Items listed in a dataset ->
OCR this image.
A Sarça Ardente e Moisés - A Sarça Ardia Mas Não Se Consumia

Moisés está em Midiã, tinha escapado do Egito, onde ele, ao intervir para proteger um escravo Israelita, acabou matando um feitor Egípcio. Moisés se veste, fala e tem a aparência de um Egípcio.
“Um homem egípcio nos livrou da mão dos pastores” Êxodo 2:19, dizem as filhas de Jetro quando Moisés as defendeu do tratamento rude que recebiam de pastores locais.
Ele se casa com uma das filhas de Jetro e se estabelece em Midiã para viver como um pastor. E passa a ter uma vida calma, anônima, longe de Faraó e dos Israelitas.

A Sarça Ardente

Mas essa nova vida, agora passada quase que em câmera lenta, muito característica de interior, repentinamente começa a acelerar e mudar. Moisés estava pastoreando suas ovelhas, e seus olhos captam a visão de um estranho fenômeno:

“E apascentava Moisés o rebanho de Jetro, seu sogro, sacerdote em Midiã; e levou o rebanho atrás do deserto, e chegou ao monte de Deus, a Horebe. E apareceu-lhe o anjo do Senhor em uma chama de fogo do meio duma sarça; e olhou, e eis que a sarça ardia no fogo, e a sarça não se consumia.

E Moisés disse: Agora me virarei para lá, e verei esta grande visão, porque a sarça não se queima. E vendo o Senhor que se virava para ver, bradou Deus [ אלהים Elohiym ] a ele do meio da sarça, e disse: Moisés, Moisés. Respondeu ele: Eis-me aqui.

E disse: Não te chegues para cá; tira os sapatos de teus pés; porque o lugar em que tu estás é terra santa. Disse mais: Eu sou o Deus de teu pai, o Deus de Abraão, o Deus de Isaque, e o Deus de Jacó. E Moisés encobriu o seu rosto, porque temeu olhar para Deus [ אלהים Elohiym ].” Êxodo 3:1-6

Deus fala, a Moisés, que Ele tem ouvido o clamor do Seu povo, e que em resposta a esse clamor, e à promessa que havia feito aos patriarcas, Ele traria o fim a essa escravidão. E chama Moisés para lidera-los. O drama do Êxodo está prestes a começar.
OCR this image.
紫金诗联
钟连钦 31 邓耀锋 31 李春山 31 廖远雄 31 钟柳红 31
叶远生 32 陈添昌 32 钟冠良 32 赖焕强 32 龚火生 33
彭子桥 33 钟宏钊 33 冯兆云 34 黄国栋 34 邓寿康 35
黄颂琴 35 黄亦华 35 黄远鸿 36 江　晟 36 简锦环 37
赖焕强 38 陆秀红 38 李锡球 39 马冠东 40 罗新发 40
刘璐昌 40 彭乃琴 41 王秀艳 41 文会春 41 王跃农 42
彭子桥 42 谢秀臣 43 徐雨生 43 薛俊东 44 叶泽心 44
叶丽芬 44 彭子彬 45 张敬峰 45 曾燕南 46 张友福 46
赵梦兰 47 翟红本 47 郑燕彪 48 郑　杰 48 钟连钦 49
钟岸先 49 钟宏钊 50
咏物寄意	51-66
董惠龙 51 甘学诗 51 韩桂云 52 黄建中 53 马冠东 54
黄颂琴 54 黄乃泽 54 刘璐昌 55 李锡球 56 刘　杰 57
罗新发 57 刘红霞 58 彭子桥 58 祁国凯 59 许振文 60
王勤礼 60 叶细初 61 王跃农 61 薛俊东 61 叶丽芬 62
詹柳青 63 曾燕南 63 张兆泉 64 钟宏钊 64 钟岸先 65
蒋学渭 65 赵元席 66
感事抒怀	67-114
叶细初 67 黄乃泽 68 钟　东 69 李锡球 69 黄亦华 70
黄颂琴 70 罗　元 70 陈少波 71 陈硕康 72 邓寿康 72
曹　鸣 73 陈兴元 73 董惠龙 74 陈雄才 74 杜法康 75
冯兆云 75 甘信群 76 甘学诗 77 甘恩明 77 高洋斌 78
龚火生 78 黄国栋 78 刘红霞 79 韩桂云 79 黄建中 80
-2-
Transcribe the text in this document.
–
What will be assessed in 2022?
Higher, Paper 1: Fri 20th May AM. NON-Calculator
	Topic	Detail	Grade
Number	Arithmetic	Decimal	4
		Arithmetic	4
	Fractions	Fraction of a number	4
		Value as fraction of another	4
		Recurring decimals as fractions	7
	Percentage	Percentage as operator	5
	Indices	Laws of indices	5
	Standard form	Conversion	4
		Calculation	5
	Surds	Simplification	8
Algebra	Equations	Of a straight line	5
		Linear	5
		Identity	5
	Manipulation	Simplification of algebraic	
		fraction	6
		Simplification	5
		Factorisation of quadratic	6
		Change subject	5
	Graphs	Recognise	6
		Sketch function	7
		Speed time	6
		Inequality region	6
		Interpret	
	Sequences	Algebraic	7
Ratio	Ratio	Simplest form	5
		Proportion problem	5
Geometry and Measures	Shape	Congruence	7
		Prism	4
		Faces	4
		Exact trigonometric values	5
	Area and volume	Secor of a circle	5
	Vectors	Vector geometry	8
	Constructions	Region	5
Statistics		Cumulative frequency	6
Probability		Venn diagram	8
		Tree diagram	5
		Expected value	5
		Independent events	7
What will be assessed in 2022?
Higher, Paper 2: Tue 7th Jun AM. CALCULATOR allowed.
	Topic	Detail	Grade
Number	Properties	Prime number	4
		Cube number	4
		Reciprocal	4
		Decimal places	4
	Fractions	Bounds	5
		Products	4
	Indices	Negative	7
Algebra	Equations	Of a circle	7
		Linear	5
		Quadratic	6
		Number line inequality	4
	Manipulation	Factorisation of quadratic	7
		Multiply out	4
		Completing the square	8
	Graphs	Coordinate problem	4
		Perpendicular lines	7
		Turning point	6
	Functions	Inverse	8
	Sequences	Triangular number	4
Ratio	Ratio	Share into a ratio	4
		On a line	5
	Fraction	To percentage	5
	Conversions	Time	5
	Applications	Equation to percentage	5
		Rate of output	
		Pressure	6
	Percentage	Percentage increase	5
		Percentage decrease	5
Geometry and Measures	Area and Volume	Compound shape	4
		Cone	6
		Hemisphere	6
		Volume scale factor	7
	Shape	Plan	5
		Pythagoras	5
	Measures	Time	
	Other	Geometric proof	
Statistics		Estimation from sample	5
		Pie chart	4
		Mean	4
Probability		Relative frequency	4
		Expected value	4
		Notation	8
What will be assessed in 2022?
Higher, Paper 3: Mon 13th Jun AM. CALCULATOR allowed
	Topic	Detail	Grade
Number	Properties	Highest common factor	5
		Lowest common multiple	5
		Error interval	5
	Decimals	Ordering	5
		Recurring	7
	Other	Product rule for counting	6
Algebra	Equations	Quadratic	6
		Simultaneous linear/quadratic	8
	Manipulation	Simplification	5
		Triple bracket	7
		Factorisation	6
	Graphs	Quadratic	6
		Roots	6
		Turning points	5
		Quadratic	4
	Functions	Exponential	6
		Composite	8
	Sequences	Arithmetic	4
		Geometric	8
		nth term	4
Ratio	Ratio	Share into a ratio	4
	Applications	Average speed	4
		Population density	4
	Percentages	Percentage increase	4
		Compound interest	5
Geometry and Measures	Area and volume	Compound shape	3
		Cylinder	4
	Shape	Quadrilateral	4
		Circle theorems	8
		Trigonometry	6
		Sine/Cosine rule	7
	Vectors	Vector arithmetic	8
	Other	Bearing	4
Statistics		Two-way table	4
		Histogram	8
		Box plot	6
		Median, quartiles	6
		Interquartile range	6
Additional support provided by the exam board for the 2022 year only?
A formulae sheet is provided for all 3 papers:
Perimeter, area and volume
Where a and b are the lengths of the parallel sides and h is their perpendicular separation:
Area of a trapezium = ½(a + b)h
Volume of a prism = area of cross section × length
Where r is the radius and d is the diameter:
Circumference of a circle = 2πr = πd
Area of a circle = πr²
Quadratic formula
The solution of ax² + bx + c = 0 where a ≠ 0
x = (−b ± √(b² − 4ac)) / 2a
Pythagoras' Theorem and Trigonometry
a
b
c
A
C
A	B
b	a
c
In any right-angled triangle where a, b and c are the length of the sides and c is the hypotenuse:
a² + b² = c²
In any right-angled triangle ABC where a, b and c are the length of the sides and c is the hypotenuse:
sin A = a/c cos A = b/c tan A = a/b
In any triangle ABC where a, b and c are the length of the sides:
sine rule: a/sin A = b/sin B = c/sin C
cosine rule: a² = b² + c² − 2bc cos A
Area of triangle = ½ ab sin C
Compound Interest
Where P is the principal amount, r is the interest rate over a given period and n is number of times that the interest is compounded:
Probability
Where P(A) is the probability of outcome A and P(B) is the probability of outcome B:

Problem details -> Identify and copy the lines holding the word "Statistics".

Response to this task ->
Statistics		Cumulative frequency	6
Statistics		Estimation from sample	5
Statistics		Two-way table	4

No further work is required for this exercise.